§ **TASK DIRECTIONS**
Write out every entry word for word.

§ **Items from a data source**
== == ==
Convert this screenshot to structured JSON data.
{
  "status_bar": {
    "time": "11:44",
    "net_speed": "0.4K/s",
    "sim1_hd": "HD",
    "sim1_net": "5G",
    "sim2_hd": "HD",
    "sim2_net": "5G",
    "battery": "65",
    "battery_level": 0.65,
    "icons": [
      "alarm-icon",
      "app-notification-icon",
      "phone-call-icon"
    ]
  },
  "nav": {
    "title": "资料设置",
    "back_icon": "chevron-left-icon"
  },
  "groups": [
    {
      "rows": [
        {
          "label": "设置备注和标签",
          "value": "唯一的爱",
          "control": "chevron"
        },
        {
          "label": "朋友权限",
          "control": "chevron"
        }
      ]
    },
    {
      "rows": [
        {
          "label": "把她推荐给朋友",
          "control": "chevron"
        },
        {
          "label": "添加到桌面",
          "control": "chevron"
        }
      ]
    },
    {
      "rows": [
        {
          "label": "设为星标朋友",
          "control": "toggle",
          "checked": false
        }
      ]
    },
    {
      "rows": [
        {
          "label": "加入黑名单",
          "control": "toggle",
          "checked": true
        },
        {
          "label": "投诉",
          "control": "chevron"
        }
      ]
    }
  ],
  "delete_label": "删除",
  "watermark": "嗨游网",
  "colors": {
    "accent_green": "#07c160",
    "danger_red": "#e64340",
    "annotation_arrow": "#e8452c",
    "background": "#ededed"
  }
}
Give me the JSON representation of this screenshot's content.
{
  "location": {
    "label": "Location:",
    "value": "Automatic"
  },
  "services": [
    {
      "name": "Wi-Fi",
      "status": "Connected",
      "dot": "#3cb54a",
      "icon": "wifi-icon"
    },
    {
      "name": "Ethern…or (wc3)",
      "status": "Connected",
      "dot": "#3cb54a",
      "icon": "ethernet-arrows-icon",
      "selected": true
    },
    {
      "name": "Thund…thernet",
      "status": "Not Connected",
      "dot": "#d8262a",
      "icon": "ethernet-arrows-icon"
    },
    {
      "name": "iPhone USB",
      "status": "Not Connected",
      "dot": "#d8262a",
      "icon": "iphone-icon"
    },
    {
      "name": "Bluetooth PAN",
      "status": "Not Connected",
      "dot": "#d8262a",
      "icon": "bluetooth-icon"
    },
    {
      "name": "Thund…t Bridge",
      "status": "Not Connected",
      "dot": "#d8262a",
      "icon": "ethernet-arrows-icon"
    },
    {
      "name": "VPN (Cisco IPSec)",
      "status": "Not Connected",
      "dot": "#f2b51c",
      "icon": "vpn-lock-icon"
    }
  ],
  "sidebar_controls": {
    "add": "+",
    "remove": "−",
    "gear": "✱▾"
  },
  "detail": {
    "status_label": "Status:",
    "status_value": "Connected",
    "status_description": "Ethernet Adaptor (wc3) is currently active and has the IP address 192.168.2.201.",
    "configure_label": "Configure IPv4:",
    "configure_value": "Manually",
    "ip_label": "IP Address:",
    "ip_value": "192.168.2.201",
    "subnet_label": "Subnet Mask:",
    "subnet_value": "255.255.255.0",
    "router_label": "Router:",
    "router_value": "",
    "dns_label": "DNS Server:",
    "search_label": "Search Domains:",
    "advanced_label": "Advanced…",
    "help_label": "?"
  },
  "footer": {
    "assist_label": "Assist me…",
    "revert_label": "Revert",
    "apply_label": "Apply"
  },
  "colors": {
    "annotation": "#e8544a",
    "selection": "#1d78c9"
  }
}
== == ==
§ **ANSWER TO THIS PROBLEM**
Convert this screenshot to structured JSON data.
{
  "status_bar": {
    "time": "11:44",
    "net_speed": "0.4K/s",
    "sim1_hd": "HD",
    "sim1_net": "5G",
    "sim2_hd": "HD",
    "sim2_net": "5G",
    "battery": "65",
    "battery_level": 0.65,
    "icons": [
      "alarm-icon",
      "app-notification-icon",
      "phone-call-icon"
    ]
  },
  "nav": {
    "title": "资料设置",
    "back_icon": "chevron-left-icon"
  },
  "groups": [
    {
      "rows": [
        {
          "label": "设置备注和标签",
          "value": "唯一的爱",
          "control": "chevron"
        },
        {
          "label": "朋友权限",
          "control": "chevron"
        }
      ]
    },
    {
      "rows": [
        {
          "label": "把她推荐给朋友",
          "control": "chevron"
        },
        {
          "label": "添加到桌面",
          "control": "chevron"
        }
      ]
    },
    {
      "rows": [
        {
          "label": "设为星标朋友",
          "control": "toggle",
          "checked": false
        }
      ]
    },
    {
      "rows": [
        {
          "label": "加入黑名单",
          "control": "toggle",
          "checked": true
        },
        {
          "label": "投诉",
          "control": "chevron"
        }
      ]
    }
  ],
  "delete_label": "删除",
  "watermark": "嗨游网",
  "colors": {
    "accent_green": "#07c160",
    "danger_red": "#e64340",
    "annotation_arrow": "#e8452c",
    "background": "#ededed"
  }
}
Give me the JSON representation of this screenshot's content.
{
  "location": {
    "label": "Location:",
    "value": "Automatic"
  },
  "services": [
    {
      "name": "Wi-Fi",
      "status": "Connected",
      "dot": "#3cb54a",
      "icon": "wifi-icon"
    },
    {
      "name": "Ethern…or (wc3)",
      "status": "Connected",
      "dot": "#3cb54a",
      "icon": "ethernet-arrows-icon",
      "selected": true
    },
    {
      "name": "Thund…thernet",
      "status": "Not Connected",
      "dot": "#d8262a",
      "icon": "ethernet-arrows-icon"
    },
    {
      "name": "iPhone USB",
      "status": "Not Connected",
      "dot": "#d8262a",
      "icon": "iphone-icon"
    },
    {
      "name": "Bluetooth PAN",
      "status": "Not Connected",
      "dot": "#d8262a",
      "icon": "bluetooth-icon"
    },
    {
      "name": "Thund…t Bridge",
      "status": "Not Connected",
      "dot": "#d8262a",
      "icon": "ethernet-arrows-icon"
    },
    {
      "name": "VPN (Cisco IPSec)",
      "status": "Not Connected",
      "dot": "#f2b51c",
      "icon": "vpn-lock-icon"
    }
  ],
  "sidebar_controls": {
    "add": "+",
    "remove": "−",
    "gear": "✱▾"
  },
  "detail": {
    "status_label": "Status:",
    "status_value": "Connected",
    "status_description": "Ethernet Adaptor (wc3) is currently active and has the IP address 192.168.2.201.",
    "configure_label": "Configure IPv4:",
    "configure_value": "Manually",
    "ip_label": "IP Address:",
    "ip_value": "192.168.2.201",
    "subnet_label": "Subnet Mask:",
    "subnet_value": "255.255.255.0",
    "router_label": "Router:",
    "router_value": "",
    "dns_label": "DNS Server:",
    "search_label": "Search Domains:",
    "advanced_label": "Advanced…",
    "help_label": "?"
  },
  "footer": {
    "assist_label": "Assist me…",
    "revert_label": "Revert",
    "apply_label": "Apply"
  },
  "colors": {
    "annotation": "#e8544a",
    "selection": "#1d78c9"
  }
}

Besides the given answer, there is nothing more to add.